INPUT ROWS:
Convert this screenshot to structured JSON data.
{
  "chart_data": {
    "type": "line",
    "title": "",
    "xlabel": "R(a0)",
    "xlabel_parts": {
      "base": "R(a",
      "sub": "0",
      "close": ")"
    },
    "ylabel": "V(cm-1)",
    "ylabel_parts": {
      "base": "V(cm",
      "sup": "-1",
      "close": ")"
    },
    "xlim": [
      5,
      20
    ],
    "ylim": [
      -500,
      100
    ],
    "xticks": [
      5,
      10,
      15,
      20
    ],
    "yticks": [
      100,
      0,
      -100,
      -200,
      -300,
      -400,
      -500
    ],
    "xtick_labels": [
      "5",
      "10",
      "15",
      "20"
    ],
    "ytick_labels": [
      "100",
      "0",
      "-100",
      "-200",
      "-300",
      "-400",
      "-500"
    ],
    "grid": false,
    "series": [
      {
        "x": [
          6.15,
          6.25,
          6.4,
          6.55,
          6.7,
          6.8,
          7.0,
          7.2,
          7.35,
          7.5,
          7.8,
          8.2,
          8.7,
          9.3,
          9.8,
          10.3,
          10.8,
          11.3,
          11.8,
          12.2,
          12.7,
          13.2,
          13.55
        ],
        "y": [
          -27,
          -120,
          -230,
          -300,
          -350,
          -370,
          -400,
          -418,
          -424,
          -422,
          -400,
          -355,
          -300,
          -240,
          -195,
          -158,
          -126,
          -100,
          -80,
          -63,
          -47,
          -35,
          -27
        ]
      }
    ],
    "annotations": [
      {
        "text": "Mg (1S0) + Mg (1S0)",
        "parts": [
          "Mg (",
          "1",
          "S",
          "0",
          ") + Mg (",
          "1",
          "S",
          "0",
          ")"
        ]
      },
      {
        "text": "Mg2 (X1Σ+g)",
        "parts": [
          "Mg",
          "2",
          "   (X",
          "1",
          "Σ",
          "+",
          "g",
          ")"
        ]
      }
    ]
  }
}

WHAT IS EXPECTED: Extract, word for word, each line of the listing above.

RESPONSE TO THE TASK:
Convert this screenshot to structured JSON data.
{
  "chart_data": {
    "type": "line",
    "title": "",
    "xlabel": "R(a0)",
    "xlabel_parts": {
      "base": "R(a",
      "sub": "0",
      "close": ")"
    },
    "ylabel": "V(cm-1)",
    "ylabel_parts": {
      "base": "V(cm",
      "sup": "-1",
      "close": ")"
    },
    "xlim": [
      5,
      20
    ],
    "ylim": [
      -500,
      100
    ],
    "xticks": [
      5,
      10,
      15,
      20
    ],
    "yticks": [
      100,
      0,
      -100,
      -200,
      -300,
      -400,
      -500
    ],
    "xtick_labels": [
      "5",
      "10",
      "15",
      "20"
    ],
    "ytick_labels": [
      "100",
      "0",
      "-100",
      "-200",
      "-300",
      "-400",
      "-500"
    ],
    "grid": false,
    "series": [
      {
        "x": [
          6.15,
          6.25,
          6.4,
          6.55,
          6.7,
          6.8,
          7.0,
          7.2,
          7.35,
          7.5,
          7.8,
          8.2,
          8.7,
          9.3,
          9.8,
          10.3,
          10.8,
          11.3,
          11.8,
          12.2,
          12.7,
          13.2,
          13.55
        ],
        "y": [
          -27,
          -120,
          -230,
          -300,
          -350,
          -370,
          -400,
          -418,
          -424,
          -422,
          -400,
          -355,
          -300,
          -240,
          -195,
          -158,
          -126,
          -100,
          -80,
          -63,
          -47,
          -35,
          -27
        ]
      }
    ],
    "annotations": [
      {
        "text": "Mg (1S0) + Mg (1S0)",
        "parts": [
          "Mg (",
          "1",
          "S",
          "0",
          ") + Mg (",
          "1",
          "S",
          "0",
          ")"
        ]
      },
      {
        "text": "Mg2 (X1Σ+g)",
        "parts": [
          "Mg",
          "2",
          "   (X",
          "1",
          "Σ",
          "+",
          "g",
          ")"
        ]
      }
    ]
  }
}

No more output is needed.